---- Exercise data
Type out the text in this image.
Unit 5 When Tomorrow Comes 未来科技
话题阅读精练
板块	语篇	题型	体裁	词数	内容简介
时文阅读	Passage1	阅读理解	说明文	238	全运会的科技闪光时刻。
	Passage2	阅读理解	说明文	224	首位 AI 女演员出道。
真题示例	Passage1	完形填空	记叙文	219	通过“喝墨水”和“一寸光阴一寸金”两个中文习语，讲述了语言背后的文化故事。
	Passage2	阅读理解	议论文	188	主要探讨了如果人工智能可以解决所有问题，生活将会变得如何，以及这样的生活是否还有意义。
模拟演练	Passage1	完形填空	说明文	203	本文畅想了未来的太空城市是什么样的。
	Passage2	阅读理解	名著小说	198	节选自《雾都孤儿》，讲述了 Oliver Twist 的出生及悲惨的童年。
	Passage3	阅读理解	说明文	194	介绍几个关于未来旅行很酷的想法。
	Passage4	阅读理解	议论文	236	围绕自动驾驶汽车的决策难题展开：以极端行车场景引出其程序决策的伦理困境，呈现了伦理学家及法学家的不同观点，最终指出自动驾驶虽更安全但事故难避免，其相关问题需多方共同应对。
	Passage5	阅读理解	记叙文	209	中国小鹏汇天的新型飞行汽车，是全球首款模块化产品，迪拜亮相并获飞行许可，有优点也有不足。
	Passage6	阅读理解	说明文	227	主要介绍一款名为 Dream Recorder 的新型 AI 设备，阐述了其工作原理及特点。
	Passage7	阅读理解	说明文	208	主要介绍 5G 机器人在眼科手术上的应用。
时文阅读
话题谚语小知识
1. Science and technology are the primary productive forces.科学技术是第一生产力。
--------
Could you quote the material above in full, exactly as it stands?

-- Exercise output --
Type out the text in this image.
Unit 5 When Tomorrow Comes 未来科技
话题阅读精练
板块	语篇	题型	体裁	词数	内容简介
时文阅读	Passage1	阅读理解	说明文	238	全运会的科技闪光时刻。
	Passage2	阅读理解	说明文	224	首位 AI 女演员出道。
真题示例	Passage1	完形填空	记叙文	219	通过“喝墨水”和“一寸光阴一寸金”两个中文习语，讲述了语言背后的文化故事。
	Passage2	阅读理解	议论文	188	主要探讨了如果人工智能可以解决所有问题，生活将会变得如何，以及这样的生活是否还有意义。
模拟演练	Passage1	完形填空	说明文	203	本文畅想了未来的太空城市是什么样的。
	Passage2	阅读理解	名著小说	198	节选自《雾都孤儿》，讲述了 Oliver Twist 的出生及悲惨的童年。
	Passage3	阅读理解	说明文	194	介绍几个关于未来旅行很酷的想法。
	Passage4	阅读理解	议论文	236	围绕自动驾驶汽车的决策难题展开：以极端行车场景引出其程序决策的伦理困境，呈现了伦理学家及法学家的不同观点，最终指出自动驾驶虽更安全但事故难避免，其相关问题需多方共同应对。
	Passage5	阅读理解	记叙文	209	中国小鹏汇天的新型飞行汽车，是全球首款模块化产品，迪拜亮相并获飞行许可，有优点也有不足。
	Passage6	阅读理解	说明文	227	主要介绍一款名为 Dream Recorder 的新型 AI 设备，阐述了其工作原理及特点。
	Passage7	阅读理解	说明文	208	主要介绍 5G 机器人在眼科手术上的应用。
时文阅读
话题谚语小知识
1. Science and technology are the primary productive forces.科学技术是第一生产力。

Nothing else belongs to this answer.